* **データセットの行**
+ + + + + + +

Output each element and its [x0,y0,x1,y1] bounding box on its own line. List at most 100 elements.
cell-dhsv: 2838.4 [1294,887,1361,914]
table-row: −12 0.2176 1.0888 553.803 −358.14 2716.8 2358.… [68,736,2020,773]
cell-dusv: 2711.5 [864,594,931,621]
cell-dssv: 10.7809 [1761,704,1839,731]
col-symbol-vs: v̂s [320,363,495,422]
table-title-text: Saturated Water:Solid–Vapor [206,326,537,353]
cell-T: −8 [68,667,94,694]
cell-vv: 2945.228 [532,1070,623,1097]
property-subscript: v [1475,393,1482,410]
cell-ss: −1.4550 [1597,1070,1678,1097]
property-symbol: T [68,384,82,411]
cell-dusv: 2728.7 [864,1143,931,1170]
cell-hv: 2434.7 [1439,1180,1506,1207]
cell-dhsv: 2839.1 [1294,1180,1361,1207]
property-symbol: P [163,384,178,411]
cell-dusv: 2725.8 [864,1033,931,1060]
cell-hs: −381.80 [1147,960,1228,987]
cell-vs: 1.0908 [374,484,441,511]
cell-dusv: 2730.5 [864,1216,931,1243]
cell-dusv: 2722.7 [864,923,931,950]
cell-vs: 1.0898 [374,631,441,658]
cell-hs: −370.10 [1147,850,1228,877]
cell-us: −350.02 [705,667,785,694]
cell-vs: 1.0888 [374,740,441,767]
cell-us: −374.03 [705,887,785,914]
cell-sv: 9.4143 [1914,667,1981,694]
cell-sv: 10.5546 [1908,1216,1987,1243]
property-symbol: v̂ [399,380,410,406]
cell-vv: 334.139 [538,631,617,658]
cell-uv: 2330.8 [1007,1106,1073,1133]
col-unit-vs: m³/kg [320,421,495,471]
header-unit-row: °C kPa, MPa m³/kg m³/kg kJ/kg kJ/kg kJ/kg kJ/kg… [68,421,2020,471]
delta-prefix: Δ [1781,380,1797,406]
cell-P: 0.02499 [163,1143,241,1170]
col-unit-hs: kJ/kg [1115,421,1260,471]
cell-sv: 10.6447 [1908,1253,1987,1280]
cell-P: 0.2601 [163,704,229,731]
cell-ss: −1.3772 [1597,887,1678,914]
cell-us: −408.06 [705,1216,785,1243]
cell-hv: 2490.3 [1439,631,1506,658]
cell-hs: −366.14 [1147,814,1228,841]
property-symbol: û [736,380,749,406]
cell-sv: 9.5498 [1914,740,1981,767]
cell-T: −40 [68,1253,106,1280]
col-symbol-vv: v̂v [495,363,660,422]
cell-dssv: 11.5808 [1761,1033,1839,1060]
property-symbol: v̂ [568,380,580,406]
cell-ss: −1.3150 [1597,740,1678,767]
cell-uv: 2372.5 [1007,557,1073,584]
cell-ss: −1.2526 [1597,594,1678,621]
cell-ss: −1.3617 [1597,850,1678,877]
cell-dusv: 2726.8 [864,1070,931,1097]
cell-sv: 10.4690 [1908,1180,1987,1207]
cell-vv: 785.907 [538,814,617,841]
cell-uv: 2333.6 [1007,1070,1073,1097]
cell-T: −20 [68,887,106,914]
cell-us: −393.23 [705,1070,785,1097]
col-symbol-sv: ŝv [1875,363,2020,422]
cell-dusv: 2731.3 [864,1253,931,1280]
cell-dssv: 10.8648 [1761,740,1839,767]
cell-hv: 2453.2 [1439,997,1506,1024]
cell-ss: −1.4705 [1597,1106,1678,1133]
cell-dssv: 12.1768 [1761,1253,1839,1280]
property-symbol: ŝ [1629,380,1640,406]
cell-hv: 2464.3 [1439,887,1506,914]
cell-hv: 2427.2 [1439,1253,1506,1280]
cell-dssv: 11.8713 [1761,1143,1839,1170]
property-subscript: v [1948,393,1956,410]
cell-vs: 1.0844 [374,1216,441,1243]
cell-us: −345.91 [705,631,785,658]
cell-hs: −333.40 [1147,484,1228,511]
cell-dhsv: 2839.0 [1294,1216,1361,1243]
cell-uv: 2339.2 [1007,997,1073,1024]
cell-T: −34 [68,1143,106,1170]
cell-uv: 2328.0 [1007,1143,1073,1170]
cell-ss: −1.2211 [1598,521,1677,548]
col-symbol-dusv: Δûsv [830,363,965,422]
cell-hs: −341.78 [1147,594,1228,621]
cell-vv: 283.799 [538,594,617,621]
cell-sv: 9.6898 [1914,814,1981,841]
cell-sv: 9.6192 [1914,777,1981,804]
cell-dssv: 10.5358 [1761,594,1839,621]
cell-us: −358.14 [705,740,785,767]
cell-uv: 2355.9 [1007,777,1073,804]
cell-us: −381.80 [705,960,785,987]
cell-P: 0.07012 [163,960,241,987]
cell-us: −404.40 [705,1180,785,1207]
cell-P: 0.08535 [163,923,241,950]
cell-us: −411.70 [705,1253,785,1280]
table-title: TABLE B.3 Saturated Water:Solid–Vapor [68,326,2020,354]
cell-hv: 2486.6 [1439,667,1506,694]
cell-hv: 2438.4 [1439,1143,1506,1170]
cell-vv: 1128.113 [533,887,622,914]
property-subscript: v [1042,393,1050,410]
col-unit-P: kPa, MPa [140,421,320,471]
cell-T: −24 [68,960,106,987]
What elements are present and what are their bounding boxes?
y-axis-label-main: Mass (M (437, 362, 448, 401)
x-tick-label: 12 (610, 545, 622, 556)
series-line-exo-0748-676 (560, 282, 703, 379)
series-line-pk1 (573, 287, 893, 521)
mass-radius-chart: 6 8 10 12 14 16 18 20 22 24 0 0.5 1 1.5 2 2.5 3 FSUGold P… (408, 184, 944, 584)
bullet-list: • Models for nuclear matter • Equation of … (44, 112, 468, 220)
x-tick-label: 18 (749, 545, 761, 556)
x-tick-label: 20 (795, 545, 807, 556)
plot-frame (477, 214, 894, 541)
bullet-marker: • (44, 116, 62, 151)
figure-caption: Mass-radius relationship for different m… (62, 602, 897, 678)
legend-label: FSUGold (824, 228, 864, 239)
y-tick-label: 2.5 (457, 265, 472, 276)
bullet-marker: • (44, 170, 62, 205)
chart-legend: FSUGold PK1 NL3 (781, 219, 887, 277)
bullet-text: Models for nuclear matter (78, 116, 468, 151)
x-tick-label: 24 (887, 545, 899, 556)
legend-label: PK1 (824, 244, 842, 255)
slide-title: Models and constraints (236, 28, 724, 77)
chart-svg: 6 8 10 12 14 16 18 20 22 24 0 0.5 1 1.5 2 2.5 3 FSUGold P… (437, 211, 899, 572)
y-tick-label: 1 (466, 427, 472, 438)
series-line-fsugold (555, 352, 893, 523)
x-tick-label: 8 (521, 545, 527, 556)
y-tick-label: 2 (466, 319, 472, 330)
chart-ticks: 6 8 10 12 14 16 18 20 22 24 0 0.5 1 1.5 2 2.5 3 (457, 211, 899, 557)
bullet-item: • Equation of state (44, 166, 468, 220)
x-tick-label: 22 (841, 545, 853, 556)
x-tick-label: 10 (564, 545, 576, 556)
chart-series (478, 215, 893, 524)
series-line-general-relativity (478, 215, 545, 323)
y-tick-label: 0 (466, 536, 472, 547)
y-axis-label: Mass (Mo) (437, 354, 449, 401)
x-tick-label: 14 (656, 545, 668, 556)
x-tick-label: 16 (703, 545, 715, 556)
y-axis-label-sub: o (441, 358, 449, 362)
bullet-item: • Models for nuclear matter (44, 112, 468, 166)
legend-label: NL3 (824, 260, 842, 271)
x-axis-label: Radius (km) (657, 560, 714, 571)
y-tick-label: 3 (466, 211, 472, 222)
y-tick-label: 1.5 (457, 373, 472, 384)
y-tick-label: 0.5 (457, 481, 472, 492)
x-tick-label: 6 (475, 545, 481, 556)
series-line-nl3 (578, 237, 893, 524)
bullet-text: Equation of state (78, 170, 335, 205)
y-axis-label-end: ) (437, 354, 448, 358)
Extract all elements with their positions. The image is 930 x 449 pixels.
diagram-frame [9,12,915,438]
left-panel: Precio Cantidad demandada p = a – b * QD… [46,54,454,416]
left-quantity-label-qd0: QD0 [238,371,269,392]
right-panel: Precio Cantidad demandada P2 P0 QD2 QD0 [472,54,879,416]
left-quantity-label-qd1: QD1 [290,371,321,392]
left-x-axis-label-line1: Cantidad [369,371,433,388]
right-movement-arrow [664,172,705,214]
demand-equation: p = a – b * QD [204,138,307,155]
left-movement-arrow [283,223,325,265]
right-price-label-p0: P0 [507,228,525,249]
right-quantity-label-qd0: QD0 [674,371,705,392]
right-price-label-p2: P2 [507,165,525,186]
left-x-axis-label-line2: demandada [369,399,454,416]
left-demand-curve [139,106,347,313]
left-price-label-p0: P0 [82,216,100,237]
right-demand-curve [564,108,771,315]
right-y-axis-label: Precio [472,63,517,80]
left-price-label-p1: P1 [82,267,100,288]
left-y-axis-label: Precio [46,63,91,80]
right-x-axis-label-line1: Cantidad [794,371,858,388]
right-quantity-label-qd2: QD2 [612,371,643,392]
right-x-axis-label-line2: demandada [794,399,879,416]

+ + + + + + +

* **やること**
最初の行から「cell-us: −374.03 [705,887,785,914]」が入っている行までを、その両方も含めて一字一句そのまま書き写してください。

* **この問題の答え**
Output each element and its [x0,y0,x1,y1] bounding box on its own line. List at most 100 elements.
cell-dhsv: 2838.4 [1294,887,1361,914]
table-row: −12 0.2176 1.0888 553.803 −358.14 2716.8 2358.… [68,736,2020,773]
cell-dusv: 2711.5 [864,594,931,621]
cell-dssv: 10.7809 [1761,704,1839,731]
col-symbol-vs: v̂s [320,363,495,422]
table-title-text: Saturated Water:Solid–Vapor [206,326,537,353]
cell-T: −8 [68,667,94,694]
cell-vv: 2945.228 [532,1070,623,1097]
property-subscript: v [1475,393,1482,410]
cell-ss: −1.4550 [1597,1070,1678,1097]
property-symbol: T [68,384,82,411]
cell-dusv: 2728.7 [864,1143,931,1170]
cell-hv: 2434.7 [1439,1180,1506,1207]
cell-dhsv: 2839.1 [1294,1180,1361,1207]
property-symbol: P [163,384,178,411]
cell-dusv: 2725.8 [864,1033,931,1060]
cell-hs: −381.80 [1147,960,1228,987]
cell-vs: 1.0908 [374,484,441,511]
cell-dusv: 2730.5 [864,1216,931,1243]
cell-dusv: 2722.7 [864,923,931,950]
cell-vs: 1.0898 [374,631,441,658]
cell-hs: −370.10 [1147,850,1228,877]
cell-us: −350.02 [705,667,785,694]
cell-vs: 1.0888 [374,740,441,767]
cell-us: −374.03 [705,887,785,914]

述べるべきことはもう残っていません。